**WORK REQUIRED:** Copy out all lines with the word "Support" in them.

○ ○ ○ ○ ○ ○ ○

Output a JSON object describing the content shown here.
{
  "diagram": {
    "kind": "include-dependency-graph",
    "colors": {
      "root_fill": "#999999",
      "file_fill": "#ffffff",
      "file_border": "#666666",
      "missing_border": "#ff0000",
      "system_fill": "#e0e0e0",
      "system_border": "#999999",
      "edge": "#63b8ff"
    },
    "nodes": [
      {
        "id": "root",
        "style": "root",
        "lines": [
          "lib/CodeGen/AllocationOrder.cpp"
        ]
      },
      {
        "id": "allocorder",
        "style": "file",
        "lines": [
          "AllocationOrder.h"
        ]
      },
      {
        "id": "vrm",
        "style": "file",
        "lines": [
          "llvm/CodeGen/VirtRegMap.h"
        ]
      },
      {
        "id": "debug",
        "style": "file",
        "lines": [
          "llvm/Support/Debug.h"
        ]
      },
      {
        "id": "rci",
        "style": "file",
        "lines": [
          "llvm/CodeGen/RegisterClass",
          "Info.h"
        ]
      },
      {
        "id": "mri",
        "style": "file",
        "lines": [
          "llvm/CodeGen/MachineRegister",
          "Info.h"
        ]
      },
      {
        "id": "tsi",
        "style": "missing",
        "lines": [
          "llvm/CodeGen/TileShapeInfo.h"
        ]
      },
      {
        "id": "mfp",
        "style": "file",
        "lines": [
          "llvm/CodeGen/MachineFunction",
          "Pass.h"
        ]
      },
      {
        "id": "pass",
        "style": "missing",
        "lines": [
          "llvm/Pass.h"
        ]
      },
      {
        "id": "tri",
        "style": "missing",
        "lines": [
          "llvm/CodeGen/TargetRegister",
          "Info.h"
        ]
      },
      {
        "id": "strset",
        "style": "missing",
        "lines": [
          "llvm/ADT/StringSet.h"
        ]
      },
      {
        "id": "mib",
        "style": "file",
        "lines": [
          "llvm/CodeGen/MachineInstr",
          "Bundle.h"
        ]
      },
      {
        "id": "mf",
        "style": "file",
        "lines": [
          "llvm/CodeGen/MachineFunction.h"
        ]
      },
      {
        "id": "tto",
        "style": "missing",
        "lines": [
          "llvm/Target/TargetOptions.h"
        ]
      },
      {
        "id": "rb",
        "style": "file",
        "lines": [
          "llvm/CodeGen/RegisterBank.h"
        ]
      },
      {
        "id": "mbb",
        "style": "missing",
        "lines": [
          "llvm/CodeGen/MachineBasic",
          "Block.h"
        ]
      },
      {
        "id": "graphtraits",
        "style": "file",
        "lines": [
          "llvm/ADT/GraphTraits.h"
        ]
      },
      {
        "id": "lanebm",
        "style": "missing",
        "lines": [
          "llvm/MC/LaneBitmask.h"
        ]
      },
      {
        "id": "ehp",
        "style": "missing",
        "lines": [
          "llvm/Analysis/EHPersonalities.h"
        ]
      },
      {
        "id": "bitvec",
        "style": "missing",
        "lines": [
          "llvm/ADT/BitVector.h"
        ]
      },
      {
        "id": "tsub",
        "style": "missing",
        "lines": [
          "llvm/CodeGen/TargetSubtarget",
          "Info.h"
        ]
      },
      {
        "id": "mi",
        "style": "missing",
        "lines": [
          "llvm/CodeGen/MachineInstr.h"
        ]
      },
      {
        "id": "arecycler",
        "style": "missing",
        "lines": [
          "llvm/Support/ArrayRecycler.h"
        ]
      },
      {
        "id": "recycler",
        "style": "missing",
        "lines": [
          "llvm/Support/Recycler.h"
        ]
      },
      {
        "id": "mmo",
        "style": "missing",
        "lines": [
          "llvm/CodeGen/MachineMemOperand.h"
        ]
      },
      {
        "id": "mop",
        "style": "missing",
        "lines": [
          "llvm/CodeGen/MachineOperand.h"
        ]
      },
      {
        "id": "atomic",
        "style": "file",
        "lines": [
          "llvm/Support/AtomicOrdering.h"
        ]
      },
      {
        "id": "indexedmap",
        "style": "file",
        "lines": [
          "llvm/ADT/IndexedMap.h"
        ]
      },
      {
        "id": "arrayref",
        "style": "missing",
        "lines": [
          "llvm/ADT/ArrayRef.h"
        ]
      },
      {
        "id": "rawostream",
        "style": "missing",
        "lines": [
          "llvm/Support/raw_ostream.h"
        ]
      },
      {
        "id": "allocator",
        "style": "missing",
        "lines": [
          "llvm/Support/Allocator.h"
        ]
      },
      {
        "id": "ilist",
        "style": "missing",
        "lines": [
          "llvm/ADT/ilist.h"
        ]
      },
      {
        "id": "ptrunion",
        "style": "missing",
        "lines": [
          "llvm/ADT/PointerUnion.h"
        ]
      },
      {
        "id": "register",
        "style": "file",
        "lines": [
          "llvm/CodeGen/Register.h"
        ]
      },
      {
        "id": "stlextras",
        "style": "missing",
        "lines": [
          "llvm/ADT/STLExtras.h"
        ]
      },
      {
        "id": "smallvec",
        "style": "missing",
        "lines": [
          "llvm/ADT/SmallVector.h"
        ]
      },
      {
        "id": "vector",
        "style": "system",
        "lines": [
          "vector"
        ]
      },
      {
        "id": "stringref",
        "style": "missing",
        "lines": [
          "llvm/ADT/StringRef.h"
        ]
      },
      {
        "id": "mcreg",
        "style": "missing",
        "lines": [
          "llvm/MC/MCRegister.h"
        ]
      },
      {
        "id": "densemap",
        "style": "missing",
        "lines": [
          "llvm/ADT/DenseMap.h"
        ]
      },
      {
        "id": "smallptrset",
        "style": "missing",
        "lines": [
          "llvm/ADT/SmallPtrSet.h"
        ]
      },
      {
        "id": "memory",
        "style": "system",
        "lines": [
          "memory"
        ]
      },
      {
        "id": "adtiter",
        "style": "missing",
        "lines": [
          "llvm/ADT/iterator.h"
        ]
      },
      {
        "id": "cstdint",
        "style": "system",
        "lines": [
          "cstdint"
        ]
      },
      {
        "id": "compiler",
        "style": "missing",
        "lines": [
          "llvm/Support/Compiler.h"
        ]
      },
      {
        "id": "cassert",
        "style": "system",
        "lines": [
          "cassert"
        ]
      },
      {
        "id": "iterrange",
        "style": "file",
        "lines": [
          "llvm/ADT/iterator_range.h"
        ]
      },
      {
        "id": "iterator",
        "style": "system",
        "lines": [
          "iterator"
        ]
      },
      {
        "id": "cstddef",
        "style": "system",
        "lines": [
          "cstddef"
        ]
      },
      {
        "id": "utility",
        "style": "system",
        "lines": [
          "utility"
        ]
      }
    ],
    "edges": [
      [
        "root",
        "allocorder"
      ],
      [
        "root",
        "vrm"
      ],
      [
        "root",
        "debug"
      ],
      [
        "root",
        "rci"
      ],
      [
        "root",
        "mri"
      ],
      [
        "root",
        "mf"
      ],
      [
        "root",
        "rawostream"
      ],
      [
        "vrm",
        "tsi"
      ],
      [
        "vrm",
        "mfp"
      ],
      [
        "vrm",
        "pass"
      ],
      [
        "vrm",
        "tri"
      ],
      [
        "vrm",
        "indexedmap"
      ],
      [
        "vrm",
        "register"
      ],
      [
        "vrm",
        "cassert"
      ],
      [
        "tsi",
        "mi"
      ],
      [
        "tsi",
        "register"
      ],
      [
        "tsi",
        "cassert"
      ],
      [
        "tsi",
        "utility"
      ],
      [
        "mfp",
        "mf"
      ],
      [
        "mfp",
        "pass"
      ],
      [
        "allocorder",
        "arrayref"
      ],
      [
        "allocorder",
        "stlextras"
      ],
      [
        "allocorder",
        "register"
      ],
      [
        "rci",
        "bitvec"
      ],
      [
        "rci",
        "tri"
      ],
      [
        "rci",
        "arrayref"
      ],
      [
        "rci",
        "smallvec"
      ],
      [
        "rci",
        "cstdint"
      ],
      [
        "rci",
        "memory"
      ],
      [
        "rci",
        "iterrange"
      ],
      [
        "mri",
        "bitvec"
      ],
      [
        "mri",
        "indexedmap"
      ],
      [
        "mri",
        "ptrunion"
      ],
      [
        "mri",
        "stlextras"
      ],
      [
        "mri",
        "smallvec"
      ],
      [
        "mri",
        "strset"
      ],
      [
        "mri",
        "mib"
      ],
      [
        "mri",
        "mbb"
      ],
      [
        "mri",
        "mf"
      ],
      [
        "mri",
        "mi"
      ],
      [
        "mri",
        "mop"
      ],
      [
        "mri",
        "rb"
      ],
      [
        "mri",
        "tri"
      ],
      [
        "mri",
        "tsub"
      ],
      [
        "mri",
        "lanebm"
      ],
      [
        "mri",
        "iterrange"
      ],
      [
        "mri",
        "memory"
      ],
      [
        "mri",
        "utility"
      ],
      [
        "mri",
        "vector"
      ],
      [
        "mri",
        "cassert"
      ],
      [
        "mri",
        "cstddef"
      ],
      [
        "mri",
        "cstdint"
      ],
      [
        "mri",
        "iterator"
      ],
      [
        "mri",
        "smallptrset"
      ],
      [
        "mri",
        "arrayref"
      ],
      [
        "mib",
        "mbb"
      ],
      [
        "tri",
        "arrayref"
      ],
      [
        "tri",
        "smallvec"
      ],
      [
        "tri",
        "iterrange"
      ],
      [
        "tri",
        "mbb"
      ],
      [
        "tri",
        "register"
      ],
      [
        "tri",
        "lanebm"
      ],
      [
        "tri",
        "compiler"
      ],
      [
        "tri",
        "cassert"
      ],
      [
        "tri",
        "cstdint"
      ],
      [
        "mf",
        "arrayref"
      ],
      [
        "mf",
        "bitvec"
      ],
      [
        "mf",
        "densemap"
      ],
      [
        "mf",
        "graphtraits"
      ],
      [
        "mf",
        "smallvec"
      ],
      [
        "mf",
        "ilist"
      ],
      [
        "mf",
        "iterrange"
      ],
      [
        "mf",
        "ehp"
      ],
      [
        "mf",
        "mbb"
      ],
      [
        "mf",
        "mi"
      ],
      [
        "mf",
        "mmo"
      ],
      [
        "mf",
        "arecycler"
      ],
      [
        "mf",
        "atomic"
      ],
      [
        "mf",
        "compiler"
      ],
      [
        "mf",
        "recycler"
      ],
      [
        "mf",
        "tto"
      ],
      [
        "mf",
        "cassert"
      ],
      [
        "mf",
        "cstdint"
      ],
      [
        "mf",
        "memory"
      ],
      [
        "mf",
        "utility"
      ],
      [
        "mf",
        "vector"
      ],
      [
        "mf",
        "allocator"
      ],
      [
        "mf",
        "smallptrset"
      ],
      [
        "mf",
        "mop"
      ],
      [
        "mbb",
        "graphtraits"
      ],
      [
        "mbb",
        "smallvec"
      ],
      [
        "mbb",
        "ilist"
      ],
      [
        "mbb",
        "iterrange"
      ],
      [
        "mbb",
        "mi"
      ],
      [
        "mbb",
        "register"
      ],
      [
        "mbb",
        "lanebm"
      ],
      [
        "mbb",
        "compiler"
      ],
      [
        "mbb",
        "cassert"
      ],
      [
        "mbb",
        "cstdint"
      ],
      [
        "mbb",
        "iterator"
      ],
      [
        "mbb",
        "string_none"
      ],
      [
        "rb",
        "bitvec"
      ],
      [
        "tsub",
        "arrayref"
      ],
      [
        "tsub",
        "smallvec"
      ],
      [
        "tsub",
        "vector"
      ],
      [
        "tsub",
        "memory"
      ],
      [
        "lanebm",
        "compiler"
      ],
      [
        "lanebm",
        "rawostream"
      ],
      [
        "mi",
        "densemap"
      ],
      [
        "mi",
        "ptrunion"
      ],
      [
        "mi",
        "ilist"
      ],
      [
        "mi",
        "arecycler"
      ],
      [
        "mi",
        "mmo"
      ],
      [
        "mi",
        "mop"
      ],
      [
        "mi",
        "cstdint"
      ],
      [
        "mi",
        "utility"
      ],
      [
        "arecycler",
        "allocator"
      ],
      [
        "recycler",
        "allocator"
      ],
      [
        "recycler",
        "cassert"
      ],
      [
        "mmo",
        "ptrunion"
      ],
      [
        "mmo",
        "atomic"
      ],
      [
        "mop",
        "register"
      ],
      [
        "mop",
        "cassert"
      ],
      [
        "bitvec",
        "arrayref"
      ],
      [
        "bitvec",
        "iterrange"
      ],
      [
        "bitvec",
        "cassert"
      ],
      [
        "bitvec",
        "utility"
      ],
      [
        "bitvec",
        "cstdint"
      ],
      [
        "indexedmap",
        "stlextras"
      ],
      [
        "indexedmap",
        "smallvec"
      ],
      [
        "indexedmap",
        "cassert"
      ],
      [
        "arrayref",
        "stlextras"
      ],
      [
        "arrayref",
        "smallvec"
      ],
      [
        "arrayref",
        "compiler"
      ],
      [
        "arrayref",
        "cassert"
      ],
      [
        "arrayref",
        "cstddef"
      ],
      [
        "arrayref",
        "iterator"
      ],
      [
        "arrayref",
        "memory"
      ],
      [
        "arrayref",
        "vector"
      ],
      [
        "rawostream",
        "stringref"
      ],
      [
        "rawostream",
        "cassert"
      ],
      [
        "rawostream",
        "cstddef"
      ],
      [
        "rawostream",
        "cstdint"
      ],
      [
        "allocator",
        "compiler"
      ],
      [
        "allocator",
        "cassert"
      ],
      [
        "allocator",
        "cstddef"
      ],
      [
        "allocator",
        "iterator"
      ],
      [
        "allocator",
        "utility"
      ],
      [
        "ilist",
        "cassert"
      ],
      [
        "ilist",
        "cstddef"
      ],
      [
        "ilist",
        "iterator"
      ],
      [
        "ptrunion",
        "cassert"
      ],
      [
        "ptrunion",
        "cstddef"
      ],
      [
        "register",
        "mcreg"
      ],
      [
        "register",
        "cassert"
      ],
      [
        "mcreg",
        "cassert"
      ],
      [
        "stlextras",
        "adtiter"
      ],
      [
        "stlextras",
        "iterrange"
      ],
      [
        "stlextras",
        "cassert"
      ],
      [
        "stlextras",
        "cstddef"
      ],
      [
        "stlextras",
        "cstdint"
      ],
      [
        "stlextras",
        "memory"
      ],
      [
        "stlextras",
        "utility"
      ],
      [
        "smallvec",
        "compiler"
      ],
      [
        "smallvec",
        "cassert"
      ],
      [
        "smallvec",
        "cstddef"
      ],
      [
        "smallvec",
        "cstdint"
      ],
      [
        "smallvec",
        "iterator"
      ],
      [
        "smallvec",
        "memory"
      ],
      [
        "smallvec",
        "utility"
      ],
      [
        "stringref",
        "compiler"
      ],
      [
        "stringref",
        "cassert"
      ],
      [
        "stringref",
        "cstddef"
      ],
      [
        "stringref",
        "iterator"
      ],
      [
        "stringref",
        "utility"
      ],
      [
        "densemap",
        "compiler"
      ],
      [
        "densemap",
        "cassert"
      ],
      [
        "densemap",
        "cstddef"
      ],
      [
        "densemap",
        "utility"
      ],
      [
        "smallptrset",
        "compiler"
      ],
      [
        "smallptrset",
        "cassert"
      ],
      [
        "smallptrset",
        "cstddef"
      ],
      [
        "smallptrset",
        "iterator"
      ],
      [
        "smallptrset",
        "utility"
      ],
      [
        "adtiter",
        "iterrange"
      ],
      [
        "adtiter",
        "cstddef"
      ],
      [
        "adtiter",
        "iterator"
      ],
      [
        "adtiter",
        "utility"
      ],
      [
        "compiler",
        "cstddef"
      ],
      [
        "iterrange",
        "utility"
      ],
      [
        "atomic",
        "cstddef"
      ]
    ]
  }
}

○ ○ ○ ○ ○ ○ ○

**RESPONSE TO THE TASK:**
          "llvm/Support/Debug.h"
          "llvm/Support/ArrayRecycler.h"
          "llvm/Support/Recycler.h"
          "llvm/Support/AtomicOrdering.h"
          "llvm/Support/raw_ostream.h"
          "llvm/Support/Allocator.h"
          "llvm/Support/Compiler.h"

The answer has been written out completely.